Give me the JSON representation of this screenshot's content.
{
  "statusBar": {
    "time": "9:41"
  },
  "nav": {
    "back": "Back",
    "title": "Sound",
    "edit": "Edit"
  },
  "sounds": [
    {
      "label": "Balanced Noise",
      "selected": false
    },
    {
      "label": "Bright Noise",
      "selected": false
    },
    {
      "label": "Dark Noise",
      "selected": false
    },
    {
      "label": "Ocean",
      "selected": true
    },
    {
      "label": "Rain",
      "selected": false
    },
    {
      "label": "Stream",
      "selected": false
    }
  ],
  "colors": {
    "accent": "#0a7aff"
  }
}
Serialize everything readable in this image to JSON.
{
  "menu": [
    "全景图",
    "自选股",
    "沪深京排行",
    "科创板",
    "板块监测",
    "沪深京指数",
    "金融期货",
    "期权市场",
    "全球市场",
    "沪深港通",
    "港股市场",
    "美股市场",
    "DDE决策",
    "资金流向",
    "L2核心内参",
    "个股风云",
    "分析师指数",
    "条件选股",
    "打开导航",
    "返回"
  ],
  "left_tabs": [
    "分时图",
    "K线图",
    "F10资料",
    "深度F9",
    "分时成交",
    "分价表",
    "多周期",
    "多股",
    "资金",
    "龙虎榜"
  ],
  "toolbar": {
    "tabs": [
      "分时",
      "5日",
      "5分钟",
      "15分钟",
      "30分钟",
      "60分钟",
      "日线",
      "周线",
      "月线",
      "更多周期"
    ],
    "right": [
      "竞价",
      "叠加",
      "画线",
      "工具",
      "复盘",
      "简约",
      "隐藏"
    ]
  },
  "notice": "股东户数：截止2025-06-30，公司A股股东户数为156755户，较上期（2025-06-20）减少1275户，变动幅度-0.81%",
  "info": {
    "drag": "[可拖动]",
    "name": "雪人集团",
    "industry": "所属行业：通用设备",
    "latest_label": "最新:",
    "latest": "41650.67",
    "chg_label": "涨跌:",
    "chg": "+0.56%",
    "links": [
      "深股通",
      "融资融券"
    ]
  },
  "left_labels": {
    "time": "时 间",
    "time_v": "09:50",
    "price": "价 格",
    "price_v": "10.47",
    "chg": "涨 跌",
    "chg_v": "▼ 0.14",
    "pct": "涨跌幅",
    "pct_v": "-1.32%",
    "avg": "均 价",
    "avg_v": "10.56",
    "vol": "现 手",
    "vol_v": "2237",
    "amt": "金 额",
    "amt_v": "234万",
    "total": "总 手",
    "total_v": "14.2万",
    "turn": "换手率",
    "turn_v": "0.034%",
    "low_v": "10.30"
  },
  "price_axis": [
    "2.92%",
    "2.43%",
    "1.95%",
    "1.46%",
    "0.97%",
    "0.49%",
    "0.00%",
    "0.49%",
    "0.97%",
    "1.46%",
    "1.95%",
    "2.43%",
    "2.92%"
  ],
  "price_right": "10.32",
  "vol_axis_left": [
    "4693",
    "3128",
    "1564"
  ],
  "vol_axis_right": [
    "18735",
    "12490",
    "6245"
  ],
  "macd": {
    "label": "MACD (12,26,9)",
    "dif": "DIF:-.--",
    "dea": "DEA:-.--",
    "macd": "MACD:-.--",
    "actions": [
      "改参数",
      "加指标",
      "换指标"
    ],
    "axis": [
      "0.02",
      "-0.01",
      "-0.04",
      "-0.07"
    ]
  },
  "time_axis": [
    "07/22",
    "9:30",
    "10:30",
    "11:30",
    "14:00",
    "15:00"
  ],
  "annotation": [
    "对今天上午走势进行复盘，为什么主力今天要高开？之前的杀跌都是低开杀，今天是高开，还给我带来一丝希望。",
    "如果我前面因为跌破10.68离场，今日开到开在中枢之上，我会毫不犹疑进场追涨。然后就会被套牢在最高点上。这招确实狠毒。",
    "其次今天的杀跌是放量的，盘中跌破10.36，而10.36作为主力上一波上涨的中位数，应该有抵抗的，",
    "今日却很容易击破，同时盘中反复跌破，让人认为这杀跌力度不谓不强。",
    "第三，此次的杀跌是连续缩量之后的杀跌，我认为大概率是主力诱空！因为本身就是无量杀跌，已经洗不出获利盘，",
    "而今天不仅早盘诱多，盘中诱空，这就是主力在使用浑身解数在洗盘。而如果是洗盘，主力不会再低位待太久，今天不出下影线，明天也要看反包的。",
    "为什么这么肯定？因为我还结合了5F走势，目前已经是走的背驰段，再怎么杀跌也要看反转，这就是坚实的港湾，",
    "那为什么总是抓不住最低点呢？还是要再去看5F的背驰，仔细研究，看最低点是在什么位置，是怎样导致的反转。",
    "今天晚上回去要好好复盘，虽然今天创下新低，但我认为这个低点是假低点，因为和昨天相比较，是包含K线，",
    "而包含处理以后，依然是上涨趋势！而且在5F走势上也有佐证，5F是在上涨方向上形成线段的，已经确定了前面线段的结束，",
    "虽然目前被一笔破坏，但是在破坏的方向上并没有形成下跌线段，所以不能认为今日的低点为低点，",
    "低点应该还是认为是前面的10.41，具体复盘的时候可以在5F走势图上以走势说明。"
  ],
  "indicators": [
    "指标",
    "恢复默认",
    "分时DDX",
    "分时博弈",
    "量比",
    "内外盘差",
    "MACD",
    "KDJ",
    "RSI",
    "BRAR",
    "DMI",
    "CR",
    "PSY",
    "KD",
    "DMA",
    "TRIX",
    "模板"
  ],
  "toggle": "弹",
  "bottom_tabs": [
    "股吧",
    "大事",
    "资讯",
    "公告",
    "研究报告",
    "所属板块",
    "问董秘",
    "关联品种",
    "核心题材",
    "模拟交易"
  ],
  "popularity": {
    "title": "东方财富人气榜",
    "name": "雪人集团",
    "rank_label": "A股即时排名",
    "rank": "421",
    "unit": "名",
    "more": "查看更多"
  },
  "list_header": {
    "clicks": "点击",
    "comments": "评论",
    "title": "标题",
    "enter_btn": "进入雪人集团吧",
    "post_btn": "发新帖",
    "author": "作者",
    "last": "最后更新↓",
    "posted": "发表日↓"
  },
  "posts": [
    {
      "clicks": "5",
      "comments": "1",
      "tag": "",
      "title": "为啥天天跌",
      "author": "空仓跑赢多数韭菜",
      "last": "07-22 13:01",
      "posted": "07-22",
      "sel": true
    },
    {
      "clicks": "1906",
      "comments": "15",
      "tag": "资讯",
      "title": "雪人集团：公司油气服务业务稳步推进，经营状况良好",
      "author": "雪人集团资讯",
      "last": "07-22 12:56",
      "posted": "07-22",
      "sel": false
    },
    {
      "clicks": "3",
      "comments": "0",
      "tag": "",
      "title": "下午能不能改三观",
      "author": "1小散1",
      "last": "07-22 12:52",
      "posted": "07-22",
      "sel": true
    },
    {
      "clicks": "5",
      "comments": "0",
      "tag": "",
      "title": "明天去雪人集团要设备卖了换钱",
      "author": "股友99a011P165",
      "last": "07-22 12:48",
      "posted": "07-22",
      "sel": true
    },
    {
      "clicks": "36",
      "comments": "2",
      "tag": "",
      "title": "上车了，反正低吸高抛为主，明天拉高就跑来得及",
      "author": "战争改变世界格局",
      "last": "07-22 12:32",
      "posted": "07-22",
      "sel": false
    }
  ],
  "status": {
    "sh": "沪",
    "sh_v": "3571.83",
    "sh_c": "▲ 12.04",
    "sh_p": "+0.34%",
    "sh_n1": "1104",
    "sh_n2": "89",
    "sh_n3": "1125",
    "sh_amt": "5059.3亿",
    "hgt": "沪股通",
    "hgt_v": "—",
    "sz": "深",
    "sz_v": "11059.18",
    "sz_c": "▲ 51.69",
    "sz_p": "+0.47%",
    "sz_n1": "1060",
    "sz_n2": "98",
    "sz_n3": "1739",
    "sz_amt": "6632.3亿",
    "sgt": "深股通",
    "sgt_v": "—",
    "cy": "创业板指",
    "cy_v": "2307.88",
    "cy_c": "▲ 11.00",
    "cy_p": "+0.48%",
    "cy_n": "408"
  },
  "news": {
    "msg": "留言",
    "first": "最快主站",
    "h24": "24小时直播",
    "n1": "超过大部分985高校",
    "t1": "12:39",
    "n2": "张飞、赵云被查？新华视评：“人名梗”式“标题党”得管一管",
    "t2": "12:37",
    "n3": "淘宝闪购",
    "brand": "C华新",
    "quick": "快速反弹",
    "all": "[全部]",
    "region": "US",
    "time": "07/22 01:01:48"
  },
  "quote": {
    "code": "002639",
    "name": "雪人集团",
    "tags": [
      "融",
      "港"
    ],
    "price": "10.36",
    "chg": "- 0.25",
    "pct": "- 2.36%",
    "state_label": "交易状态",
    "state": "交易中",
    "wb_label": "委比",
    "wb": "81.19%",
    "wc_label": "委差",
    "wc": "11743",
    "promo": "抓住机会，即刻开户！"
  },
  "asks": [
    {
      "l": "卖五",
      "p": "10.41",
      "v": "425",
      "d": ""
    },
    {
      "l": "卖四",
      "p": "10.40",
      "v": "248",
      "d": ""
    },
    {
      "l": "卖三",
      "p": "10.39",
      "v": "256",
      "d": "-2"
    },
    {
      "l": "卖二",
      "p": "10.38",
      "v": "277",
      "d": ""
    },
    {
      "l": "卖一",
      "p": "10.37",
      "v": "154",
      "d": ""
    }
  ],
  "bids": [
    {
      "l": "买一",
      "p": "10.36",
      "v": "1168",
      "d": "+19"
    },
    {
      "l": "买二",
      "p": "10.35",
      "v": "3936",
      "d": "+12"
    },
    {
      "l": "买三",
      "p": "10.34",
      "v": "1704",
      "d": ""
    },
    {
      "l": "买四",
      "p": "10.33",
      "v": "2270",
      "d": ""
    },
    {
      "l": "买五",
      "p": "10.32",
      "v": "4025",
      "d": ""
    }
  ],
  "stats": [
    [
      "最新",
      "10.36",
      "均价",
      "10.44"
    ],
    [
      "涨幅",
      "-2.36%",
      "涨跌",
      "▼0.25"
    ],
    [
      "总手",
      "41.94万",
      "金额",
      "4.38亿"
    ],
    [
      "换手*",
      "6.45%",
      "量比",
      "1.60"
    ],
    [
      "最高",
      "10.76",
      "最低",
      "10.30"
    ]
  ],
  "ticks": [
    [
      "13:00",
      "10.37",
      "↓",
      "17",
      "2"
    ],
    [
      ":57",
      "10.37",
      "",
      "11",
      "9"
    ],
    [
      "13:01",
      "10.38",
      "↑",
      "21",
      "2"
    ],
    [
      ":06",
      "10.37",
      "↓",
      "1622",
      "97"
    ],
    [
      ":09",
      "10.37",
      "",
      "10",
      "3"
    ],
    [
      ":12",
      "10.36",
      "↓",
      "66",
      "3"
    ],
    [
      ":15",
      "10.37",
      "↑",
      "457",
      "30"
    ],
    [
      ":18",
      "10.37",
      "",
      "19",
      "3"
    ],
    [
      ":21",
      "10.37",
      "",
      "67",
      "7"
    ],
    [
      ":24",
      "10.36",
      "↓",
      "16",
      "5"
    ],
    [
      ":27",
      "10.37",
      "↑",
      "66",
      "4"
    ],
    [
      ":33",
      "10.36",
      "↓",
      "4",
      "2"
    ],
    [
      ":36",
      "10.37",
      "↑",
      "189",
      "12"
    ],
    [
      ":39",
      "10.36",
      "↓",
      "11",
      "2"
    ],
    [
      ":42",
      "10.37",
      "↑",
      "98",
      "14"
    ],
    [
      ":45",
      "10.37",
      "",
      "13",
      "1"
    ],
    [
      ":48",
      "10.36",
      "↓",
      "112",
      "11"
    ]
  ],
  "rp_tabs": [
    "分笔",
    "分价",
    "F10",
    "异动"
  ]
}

## STATED GOAL
From the records above, pull out every line containing the word "title".

## WRITTEN SOLUTION
    "title": "Sound",
    "title": "东方财富人气榜",
    "title": "标题",
      "title": "为啥天天跌",
      "title": "雪人集团：公司油气服务业务稳步推进，经营状况良好",
      "title": "下午能不能改三观",
      "title": "明天去雪人集团要设备卖了换钱",
      "title": "上车了，反正低吸高抛为主，明天拉高就跑来得及",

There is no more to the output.